SET PROBLEM: Turn the items, from the very start through the line containing "The set of VOIP phones 304 is at (514, 212).", inclusive, into a JSON list of strings with one string per line, omitting blank lines.

PROVIDED INFORMATION:
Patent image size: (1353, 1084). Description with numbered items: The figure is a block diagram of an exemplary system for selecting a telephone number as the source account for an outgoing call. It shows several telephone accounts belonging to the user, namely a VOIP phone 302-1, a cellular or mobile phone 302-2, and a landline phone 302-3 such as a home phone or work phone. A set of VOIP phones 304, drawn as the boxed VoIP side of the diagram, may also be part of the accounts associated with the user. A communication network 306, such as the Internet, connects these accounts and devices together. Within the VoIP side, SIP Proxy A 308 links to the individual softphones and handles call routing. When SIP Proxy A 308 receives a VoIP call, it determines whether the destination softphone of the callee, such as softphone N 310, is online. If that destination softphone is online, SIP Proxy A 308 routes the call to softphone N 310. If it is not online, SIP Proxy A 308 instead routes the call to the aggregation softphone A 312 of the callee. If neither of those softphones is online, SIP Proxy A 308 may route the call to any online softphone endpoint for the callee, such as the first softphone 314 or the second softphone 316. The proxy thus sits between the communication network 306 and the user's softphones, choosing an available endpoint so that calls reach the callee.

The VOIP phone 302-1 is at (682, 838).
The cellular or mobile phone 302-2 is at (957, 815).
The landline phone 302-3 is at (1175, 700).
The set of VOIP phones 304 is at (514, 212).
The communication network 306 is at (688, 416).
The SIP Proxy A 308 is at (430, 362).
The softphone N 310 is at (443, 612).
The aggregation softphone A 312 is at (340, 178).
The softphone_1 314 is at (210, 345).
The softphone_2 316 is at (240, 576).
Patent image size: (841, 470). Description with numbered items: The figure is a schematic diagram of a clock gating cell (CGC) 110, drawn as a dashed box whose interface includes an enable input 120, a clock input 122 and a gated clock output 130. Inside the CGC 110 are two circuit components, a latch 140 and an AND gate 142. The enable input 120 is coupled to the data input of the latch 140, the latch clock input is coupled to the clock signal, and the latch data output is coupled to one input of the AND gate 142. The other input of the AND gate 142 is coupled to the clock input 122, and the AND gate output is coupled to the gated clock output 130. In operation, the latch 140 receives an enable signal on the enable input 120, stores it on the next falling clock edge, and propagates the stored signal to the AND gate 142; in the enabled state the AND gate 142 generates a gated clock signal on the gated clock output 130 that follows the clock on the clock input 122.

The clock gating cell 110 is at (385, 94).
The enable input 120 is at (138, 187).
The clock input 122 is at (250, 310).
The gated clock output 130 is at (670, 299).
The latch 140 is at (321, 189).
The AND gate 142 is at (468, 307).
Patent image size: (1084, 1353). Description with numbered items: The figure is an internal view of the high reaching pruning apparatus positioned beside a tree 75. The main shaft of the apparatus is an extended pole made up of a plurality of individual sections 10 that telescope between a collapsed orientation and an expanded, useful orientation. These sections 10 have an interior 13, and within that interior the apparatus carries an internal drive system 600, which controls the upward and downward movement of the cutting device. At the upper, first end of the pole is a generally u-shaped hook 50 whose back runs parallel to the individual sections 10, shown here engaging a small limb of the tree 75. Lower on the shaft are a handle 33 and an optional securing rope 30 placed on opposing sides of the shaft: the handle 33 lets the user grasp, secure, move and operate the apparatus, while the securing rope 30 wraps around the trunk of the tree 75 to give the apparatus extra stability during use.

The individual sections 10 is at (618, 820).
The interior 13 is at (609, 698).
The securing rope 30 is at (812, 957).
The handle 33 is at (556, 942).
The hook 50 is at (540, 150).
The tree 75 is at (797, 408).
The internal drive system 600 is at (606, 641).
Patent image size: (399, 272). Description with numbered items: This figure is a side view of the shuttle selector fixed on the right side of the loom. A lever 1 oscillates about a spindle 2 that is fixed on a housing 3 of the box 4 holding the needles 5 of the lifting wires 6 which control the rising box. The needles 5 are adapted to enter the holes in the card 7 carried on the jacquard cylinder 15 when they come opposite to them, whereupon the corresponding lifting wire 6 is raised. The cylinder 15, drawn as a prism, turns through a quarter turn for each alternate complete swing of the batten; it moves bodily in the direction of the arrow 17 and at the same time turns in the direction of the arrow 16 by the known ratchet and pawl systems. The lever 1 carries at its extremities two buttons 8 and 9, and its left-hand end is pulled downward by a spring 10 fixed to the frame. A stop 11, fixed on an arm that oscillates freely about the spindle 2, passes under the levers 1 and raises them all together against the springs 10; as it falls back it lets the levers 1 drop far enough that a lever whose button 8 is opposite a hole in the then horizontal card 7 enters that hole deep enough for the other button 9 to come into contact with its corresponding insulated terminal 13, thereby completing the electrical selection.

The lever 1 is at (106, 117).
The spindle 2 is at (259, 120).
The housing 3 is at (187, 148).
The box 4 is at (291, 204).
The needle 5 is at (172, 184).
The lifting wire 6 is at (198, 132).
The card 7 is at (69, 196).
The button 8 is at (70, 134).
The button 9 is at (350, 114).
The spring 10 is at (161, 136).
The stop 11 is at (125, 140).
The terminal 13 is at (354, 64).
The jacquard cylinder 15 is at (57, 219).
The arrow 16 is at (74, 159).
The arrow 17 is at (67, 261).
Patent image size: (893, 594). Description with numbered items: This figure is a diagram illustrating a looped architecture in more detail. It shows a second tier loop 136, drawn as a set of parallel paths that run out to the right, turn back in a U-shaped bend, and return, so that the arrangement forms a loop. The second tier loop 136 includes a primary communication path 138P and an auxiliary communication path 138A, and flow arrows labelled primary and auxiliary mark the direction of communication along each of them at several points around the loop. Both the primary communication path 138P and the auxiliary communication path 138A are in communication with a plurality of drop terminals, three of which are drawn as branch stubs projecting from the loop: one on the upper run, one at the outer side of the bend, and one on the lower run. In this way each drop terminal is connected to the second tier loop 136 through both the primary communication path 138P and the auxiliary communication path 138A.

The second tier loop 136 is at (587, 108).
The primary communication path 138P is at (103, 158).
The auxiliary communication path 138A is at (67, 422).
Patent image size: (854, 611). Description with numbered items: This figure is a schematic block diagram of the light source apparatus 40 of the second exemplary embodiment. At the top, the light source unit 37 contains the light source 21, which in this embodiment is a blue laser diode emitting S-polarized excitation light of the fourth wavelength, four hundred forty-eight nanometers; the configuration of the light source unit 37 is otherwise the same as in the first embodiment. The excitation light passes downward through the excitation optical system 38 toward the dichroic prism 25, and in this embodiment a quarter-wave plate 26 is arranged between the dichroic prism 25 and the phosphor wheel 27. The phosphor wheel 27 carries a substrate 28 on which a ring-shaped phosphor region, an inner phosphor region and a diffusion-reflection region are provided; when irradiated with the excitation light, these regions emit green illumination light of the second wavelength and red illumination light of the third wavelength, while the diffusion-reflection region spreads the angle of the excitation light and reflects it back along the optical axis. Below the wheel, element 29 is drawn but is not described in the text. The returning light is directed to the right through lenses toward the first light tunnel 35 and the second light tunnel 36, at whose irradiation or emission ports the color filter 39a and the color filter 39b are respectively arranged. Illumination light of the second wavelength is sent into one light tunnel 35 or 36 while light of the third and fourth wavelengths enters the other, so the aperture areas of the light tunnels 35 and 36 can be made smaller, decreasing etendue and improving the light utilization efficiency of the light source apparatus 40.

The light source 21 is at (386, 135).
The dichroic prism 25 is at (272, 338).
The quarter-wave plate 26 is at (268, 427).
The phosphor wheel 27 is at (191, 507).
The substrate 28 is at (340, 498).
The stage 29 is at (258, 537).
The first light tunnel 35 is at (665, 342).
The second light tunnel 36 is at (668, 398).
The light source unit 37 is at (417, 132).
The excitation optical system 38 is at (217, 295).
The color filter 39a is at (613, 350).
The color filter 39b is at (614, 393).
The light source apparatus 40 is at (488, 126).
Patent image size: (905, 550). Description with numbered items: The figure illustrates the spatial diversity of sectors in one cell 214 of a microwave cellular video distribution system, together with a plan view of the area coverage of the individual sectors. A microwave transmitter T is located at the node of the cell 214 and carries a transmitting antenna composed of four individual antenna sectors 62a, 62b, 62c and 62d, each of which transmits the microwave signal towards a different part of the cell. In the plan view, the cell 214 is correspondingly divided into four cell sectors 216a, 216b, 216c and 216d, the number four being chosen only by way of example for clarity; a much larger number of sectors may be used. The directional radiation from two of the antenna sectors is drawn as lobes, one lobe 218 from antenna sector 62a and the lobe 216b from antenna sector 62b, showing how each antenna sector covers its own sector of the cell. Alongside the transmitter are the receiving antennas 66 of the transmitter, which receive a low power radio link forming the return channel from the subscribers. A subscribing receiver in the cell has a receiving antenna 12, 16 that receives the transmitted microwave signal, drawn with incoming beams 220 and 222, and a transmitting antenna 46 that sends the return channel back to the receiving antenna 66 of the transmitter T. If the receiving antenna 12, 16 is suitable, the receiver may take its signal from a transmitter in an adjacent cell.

CORRECT ANSWER:
[
  "Patent image size: (1353, 1084). Description with numbered items: The figure is a block diagram of an exemplary system for selecting a telephone number as the source account for an outgoing call. It shows several telephone accounts belonging to the user, namely a VOIP phone 302-1, a cellular or mobile phone 302-2, and a landline phone 302-3 such as a home phone or work phone. A set of VOIP phones 304, drawn as the boxed VoIP side of the diagram, may also be part of the accounts associated with the user. A communication network 306, such as the Internet, connects these accounts and devices together. Within the VoIP side, SIP Proxy A 308 links to the individual softphones and handles call routing. When SIP Proxy A 308 receives a VoIP call, it determines whether the destination softphone of the callee, such as softphone N 310, is online. If that destination softphone is online, SIP Proxy A 308 routes the call to softphone N 310. If it is not online, SIP Proxy A 308 instead routes the call to the aggregation softphone A 312 of the callee. If neither of those softphones is online, SIP Proxy A 308 may route the call to any online softphone endpoint for the callee, such as the first softphone 314 or the second softphone 316. The proxy thus sits between the communication network 306 and the user's softphones, choosing an available endpoint so that calls reach the callee.",
  "The VOIP phone 302-1 is at (682, 838).",
  "The cellular or mobile phone 302-2 is at (957, 815).",
  "The landline phone 302-3 is at (1175, 700).",
  "The set of VOIP phones 304 is at (514, 212)."
]